THE REQUEST: Extend the write-up on ZFS replication below, starting right after the short syncoid script it ends with.

ZFS is an incredible filesystem and solves many of my local and shared data storage needs.
While, I do like the idea of clustered ZFS wherever possible, sometimes it's not practical, or I need some geographical separation of storage nodes.
One of the use cases I have is for high-performance replicated storage on Linux application servers. For example, I support a legacy software product that benefits from low-latency NVMe SSD drives for its data. The application has an application-level mirroring option that can replicate to a secondary server, but it's often inaccurate and is a 10-minute RPO.
I've solved this problem by having a secondary server (also running ZFS on similar or dissimilar hardware) that can be local, remote or both. By combining the three utilities detailed below, I've crafted a replication solution that gives me continuous replication, deep snapshot retention and flexible failover options.
zfs-auto-snapshot - https://github.com/zfsonlinux/zfs-auto-snapshot
Just a handy tool to enable periodic ZFS filesystem level snapshots. I typically run with the following schedule on production volumes:
# /etc/cron.d/zfs-auto-snapshot
PATH="/usr/bin:/bin:/usr/sbin:/sbin"
*/5 * * * * root /sbin/zfs-auto-snapshot -q -g --label=frequent --keep=24 //
00 * * * * root /sbin/zfs-auto-snapshot -q -g --label=hourly --keep=24 //
59 23 * * * root /sbin/zfs-auto-snapshot -q -g --label=daily --keep=14 //
59 23 * * 0 root /sbin/zfs-auto-snapshot -q -g --label=weekly --keep=4 //
00 00 1 * * root /sbin/zfs-auto-snapshot -q -g --label=monthly --keep=4 //
Syncoid (Sanoid) - https://github.com/jimsalterjrs/sanoid
This program can run ad-hoc snap/replication of a ZFS filesystem to a secondary target. I only use the syncoid portion of the product.
Assuming server1 and server2, simple command run from server2 to pull data from server1:
#!/bin/bash
/usr/local/bin/syncoid root@server1:vol1/data vol2/data
exit $?

DATA ENTRIES:

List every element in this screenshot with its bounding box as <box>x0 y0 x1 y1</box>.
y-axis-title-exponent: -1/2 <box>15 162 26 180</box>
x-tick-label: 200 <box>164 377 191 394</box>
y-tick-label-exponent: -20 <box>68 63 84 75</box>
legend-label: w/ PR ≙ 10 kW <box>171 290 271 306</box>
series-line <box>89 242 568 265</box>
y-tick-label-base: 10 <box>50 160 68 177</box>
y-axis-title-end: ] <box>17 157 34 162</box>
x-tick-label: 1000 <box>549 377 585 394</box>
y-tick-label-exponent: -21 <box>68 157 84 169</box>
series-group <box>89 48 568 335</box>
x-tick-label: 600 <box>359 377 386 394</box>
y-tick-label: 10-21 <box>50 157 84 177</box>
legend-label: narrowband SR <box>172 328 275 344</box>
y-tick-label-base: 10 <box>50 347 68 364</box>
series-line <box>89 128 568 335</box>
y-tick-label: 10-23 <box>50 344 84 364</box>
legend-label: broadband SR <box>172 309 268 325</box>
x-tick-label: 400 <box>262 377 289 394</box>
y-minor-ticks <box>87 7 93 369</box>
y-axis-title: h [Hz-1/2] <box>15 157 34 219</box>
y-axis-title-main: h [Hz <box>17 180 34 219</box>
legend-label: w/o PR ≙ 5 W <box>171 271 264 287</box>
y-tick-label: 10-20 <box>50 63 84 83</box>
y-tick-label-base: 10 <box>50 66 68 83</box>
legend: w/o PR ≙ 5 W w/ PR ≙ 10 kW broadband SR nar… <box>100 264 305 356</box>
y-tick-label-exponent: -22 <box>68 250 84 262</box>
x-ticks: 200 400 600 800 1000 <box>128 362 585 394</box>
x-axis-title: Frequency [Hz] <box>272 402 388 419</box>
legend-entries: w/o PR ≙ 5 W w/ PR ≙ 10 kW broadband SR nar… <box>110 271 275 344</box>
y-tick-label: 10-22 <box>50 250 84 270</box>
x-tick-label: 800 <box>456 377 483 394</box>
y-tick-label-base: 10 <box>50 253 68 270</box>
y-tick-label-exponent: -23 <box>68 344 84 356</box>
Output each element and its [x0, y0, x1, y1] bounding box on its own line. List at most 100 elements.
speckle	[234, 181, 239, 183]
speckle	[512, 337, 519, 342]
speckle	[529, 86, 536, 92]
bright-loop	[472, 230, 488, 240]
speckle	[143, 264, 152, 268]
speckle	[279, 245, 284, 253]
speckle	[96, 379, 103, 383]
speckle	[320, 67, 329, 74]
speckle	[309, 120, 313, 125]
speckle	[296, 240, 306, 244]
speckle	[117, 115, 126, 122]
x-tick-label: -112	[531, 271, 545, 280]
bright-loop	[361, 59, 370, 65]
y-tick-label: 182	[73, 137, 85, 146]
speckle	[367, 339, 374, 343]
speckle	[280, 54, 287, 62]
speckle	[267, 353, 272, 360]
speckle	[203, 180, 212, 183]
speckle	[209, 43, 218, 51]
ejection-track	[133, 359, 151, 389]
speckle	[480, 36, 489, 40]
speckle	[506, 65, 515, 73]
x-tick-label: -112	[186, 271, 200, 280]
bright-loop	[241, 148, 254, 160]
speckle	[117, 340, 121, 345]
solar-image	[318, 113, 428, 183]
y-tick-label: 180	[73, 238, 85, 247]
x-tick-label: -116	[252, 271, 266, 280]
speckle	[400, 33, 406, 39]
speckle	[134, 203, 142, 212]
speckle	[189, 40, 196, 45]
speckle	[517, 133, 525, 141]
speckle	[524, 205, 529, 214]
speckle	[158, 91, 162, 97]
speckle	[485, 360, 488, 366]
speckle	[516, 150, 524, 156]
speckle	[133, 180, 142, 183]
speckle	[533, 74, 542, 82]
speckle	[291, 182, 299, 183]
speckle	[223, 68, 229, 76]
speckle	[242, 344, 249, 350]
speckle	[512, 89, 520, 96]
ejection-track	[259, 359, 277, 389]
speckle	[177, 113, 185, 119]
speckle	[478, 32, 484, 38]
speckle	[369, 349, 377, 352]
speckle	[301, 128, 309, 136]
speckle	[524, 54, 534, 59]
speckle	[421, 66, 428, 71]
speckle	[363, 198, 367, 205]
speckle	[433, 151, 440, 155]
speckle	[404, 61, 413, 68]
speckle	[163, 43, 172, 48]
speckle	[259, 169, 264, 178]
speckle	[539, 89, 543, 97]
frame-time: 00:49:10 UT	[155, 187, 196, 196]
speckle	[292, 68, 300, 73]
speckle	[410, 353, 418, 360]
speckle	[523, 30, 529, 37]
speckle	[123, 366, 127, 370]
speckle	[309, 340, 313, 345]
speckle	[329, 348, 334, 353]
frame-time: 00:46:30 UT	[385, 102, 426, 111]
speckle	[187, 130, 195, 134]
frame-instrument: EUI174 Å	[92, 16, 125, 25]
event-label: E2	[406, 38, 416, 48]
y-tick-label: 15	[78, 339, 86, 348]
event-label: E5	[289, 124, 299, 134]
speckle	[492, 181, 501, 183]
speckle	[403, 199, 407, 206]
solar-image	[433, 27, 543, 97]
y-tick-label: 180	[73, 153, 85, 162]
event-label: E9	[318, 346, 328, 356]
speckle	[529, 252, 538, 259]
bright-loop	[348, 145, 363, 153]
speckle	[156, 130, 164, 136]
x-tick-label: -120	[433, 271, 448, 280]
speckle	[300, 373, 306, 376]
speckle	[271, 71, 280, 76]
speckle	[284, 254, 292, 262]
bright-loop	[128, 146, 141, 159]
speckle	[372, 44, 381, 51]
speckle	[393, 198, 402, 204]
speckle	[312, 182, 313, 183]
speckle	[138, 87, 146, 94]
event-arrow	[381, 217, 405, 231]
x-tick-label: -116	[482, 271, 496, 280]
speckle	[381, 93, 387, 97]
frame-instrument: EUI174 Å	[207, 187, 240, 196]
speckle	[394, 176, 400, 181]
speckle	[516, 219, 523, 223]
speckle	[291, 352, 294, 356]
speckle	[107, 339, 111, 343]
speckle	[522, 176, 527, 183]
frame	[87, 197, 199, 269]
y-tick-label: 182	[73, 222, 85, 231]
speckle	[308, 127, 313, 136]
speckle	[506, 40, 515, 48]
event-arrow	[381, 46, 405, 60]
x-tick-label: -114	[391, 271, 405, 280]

OUTPUT FOR THIS TASK:
Monit - https://mmonit.com/monit/
Monit is an extremely flexible job scheduler and execution manager. By default, it works on a 30-second interval, but I modify the config to use a 15-second base time cycle.
An example config that runs the above replication script every 15 seconds (1 cycle)
check program storagesync with path /usr/local/bin/run_storagesync.sh
every 1 cycles
if status != 0 then alert
This is simple to automate and add via configuration management. By wrapping the execution of the snapshot/replication in Monit, you get centralized status, job control and alerting (email, SNMP, custom script).
The result is that I have servers that have multiple months of monthly snapshots and many points of rollback and retention within: https://pastebin.com/zuNzgi0G - Plus, a continuous rolling 15-second atomic replica:
# monit status
Program 'storagesync'
status Status ok
monitoring status Monitored
last started Wed, 05 Apr 2017 05:37:59
last exit value 0
data collected Wed, 05 Apr 2017 05:37:59
.
.
.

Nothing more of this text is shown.